Dataset records of document pages:
.....
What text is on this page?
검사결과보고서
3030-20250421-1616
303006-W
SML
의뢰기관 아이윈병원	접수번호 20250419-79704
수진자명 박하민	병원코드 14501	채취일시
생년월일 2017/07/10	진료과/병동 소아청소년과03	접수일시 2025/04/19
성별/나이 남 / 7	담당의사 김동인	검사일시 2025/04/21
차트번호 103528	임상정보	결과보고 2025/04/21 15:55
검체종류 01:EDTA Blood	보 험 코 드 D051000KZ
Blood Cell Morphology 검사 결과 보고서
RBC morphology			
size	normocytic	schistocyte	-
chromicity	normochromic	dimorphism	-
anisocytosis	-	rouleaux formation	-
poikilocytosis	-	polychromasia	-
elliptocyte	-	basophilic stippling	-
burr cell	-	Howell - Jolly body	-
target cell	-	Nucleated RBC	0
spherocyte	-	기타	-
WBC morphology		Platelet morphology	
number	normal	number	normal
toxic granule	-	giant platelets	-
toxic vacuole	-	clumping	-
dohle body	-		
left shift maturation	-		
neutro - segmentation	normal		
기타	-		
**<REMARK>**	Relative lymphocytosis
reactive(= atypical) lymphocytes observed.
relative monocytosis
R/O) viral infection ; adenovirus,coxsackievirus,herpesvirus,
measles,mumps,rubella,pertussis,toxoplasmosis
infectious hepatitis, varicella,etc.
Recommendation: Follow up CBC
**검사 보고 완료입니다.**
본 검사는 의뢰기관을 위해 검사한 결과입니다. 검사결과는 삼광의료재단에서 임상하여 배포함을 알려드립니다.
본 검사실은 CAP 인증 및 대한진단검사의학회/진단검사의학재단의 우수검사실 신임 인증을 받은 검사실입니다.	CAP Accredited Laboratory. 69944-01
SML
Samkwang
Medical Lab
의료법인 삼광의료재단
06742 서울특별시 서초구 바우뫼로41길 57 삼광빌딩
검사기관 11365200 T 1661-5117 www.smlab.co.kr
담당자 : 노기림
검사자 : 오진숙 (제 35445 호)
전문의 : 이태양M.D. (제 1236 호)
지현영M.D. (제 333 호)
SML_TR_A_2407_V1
.....
TASK DETAILS:
Nothing in the entries may change. Retype them all.

ANSWER BELOW:
What text is on this page?
검사결과보고서
3030-20250421-1616
303006-W
SML
의뢰기관 아이윈병원	접수번호 20250419-79704
수진자명 박하민	병원코드 14501	채취일시
생년월일 2017/07/10	진료과/병동 소아청소년과03	접수일시 2025/04/19
성별/나이 남 / 7	담당의사 김동인	검사일시 2025/04/21
차트번호 103528	임상정보	결과보고 2025/04/21 15:55
검체종류 01:EDTA Blood	보 험 코 드 D051000KZ
Blood Cell Morphology 검사 결과 보고서
RBC morphology			
size	normocytic	schistocyte	-
chromicity	normochromic	dimorphism	-
anisocytosis	-	rouleaux formation	-
poikilocytosis	-	polychromasia	-
elliptocyte	-	basophilic stippling	-
burr cell	-	Howell - Jolly body	-
target cell	-	Nucleated RBC	0
spherocyte	-	기타	-
WBC morphology		Platelet morphology	
number	normal	number	normal
toxic granule	-	giant platelets	-
toxic vacuole	-	clumping	-
dohle body	-		
left shift maturation	-		
neutro - segmentation	normal		
기타	-		
**<REMARK>**	Relative lymphocytosis
reactive(= atypical) lymphocytes observed.
relative monocytosis
R/O) viral infection ; adenovirus,coxsackievirus,herpesvirus,
measles,mumps,rubella,pertussis,toxoplasmosis
infectious hepatitis, varicella,etc.
Recommendation: Follow up CBC
**검사 보고 완료입니다.**
본 검사는 의뢰기관을 위해 검사한 결과입니다. 검사결과는 삼광의료재단에서 임상하여 배포함을 알려드립니다.
본 검사실은 CAP 인증 및 대한진단검사의학회/진단검사의학재단의 우수검사실 신임 인증을 받은 검사실입니다.	CAP Accredited Laboratory. 69944-01
SML
Samkwang
Medical Lab
의료법인 삼광의료재단
06742 서울특별시 서초구 바우뫼로41길 57 삼광빌딩
검사기관 11365200 T 1661-5117 www.smlab.co.kr
담당자 : 노기림
검사자 : 오진숙 (제 35445 호)
전문의 : 이태양M.D. (제 1236 호)
지현영M.D. (제 333 호)
SML_TR_A_2407_V1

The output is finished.